REQUIRED TASK 1 –
Duplicate everything in the forum question on system failure risk from "SA = 5% and" down to "divisor or addition?".
REQUIRED TASK 2 –
In the forum question on system failure risk, what real-world decision does the writer give as context for the problem?

EXTRACT –
Basic math, Confusion working out chance of failure.

141 Views Asked by At

While I am quite technical, I am not a mathematician. So please be forgiving if this question seems overly simple. My probability abilities left me long ago.

I have a problem which I was arrogant enough to think was simple until I done a few calculations that got me confused.

Lets say we have 2 systems (System A (SA), and System B(SB)). Upon which our overall system relies on.

A typical real world example would be deciding if you want your user to be able to download a library from google server - which is more likely to be cached on the users computer, or download the same library from your own server hosted in the cloud by amazon (on which all your other files reside anyway). This library is obviously something your own system depends on. Now you want to work out the risk of failure considering you have your libraries split across 2 places, instead of on one. However real world is not relevant, I just use that for context so you know where I came across the problem.

Assumption 1: The overall risk of failure if:

SA = 5% and SB = 3% = overall = 15%?

I am assuming this is correct, if not please let me know as this simple math is the basis for my question. Essentially, it is a multiplier, not a divisor or addition?

With assumption 1 assumed to be correct for now, my question is:

As we get closer to either number being 1, the risk of failure grows smaller but is still bigger than either one as long as both are above 1:

SA = 1% x SB = 3% = Overall = 3%

This seems simple, but it's based on assumption 1 being correct.

But once we go below 1 on any or both systems, the risk of failure actually goes down by multiplication, not up:

SA = 0.5% x SB = 0.5% = overall = 0.25%

This doesn't seem right to me, I would have thought it would be 2.5%. I believed the risk of failure should be greater than either of the systems failing combined but this math shows otherwise.

Is there some simple rule for working this kind of thing out consistently for numbers both greater and less than 1 which always give the larger result?

If we change to a divisor, the inverse happens:

SA = 5% / SB = 3% = Overall = 1.67% (smaller than both)

DATA RECORDS –
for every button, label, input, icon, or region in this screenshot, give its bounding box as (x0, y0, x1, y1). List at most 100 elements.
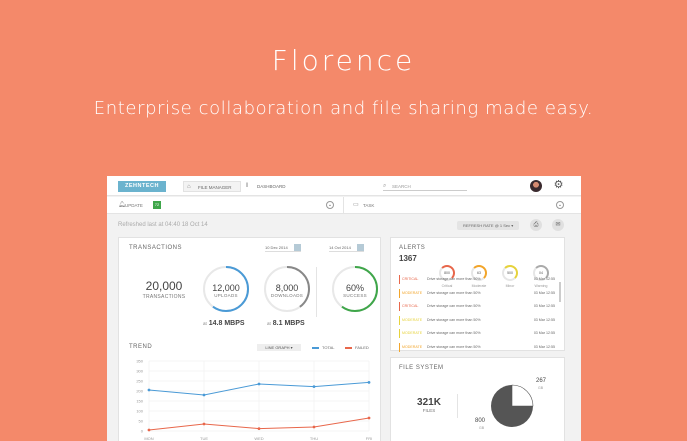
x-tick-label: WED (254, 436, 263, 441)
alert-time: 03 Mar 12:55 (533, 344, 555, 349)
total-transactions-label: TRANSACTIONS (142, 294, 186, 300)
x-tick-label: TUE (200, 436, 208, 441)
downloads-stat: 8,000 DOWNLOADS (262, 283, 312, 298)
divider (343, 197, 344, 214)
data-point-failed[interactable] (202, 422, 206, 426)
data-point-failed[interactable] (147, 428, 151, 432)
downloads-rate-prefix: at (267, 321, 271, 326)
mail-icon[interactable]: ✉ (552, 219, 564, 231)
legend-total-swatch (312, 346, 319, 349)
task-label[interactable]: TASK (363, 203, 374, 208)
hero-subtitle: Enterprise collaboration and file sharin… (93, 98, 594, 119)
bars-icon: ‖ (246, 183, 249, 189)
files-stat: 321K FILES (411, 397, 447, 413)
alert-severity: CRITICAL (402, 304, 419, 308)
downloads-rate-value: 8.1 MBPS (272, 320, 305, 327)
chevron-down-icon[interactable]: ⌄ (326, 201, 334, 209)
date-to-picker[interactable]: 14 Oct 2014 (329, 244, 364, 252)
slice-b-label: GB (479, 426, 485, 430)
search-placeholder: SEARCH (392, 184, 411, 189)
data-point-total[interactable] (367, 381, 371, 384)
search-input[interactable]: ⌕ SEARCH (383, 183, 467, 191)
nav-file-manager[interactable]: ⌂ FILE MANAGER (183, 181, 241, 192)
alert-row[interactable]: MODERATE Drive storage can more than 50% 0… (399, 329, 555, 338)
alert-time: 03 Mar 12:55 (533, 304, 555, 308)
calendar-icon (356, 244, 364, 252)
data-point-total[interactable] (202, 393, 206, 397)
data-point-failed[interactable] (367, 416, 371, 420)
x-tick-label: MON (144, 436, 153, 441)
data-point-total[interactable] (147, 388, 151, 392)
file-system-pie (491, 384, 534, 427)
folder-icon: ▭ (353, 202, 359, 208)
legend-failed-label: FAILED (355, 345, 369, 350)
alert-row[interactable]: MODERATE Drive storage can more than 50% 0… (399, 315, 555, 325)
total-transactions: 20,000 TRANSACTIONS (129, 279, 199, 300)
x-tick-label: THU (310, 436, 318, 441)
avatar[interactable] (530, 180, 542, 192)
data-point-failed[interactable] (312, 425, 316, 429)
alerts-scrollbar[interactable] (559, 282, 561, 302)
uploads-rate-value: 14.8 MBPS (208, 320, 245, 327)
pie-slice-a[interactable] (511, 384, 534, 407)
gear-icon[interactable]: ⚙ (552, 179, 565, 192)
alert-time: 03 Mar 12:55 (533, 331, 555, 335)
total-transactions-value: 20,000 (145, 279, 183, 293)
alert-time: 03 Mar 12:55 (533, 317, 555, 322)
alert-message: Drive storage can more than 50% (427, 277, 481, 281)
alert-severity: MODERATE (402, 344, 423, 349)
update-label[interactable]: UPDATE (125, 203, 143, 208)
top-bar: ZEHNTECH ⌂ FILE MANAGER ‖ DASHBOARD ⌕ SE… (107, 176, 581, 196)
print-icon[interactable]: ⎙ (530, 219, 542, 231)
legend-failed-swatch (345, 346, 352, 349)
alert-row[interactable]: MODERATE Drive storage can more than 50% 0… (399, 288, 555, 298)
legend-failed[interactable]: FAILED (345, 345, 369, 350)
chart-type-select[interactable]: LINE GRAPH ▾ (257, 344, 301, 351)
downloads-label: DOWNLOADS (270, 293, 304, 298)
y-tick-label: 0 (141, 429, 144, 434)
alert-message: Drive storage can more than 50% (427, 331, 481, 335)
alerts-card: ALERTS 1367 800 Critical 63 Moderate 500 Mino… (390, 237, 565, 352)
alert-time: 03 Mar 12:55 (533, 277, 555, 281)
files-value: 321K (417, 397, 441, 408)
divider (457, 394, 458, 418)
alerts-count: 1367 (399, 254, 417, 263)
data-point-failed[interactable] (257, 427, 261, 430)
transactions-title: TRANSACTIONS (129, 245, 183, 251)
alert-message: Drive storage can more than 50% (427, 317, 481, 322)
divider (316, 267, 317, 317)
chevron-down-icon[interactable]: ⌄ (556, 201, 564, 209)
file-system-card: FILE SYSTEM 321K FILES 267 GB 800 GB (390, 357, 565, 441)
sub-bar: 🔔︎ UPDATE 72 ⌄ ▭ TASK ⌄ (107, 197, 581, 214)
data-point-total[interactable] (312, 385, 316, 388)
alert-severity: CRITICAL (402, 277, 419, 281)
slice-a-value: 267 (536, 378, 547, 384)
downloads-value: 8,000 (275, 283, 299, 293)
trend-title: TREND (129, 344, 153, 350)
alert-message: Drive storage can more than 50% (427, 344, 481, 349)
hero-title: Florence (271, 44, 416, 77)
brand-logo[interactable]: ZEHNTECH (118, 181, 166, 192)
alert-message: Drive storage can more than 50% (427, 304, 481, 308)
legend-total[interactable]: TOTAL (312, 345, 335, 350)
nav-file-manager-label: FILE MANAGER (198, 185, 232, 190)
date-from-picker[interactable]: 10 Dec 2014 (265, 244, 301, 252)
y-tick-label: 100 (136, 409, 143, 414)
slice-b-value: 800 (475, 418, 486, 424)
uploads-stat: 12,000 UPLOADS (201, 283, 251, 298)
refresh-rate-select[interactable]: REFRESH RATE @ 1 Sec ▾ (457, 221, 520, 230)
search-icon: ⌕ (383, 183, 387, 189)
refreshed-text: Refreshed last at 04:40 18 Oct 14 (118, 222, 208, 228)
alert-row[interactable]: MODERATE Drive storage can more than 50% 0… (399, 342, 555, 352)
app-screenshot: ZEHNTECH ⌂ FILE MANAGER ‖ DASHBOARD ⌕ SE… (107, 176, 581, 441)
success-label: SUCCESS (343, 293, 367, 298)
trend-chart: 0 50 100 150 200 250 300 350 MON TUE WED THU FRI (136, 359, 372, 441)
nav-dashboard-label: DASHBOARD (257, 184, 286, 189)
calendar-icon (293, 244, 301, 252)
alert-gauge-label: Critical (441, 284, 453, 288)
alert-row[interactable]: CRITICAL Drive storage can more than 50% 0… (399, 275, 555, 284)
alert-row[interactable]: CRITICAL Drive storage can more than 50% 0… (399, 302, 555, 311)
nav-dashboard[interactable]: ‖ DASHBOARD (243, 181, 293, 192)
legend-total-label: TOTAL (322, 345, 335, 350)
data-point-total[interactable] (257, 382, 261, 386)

* * *

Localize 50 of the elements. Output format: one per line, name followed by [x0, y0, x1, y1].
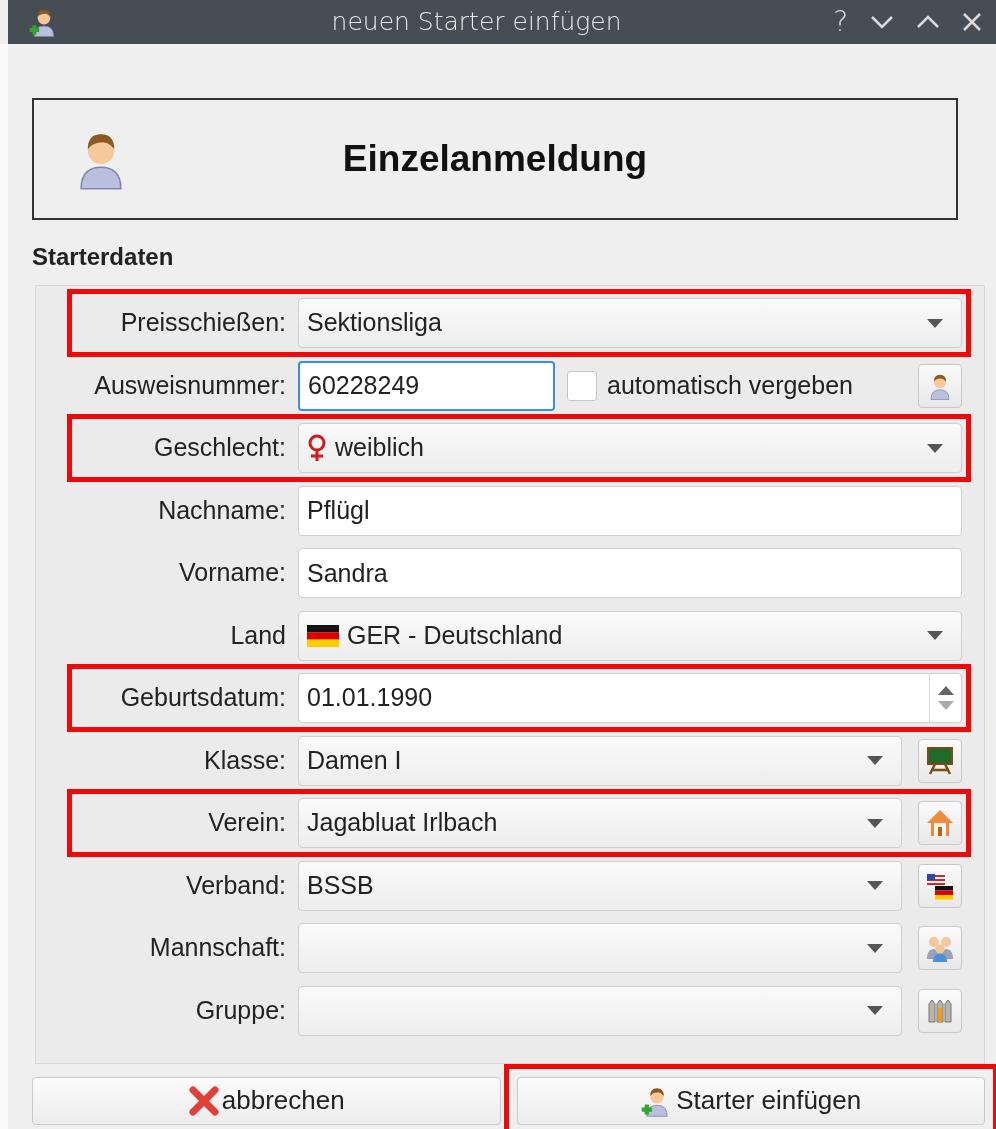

WRITTEN ANSWER 1 –
SA = 5% and SB = 3% = overall = 15%?

I am assuming this is correct, if not please let me know as this simple math is the basis for my question. Essentially, it is a multiplier, not a divisor or addition?

WRITTEN ANSWER 2 –
Whether users should download a library from Google's server or from the writer's own server hosted in the cloud by Amazon.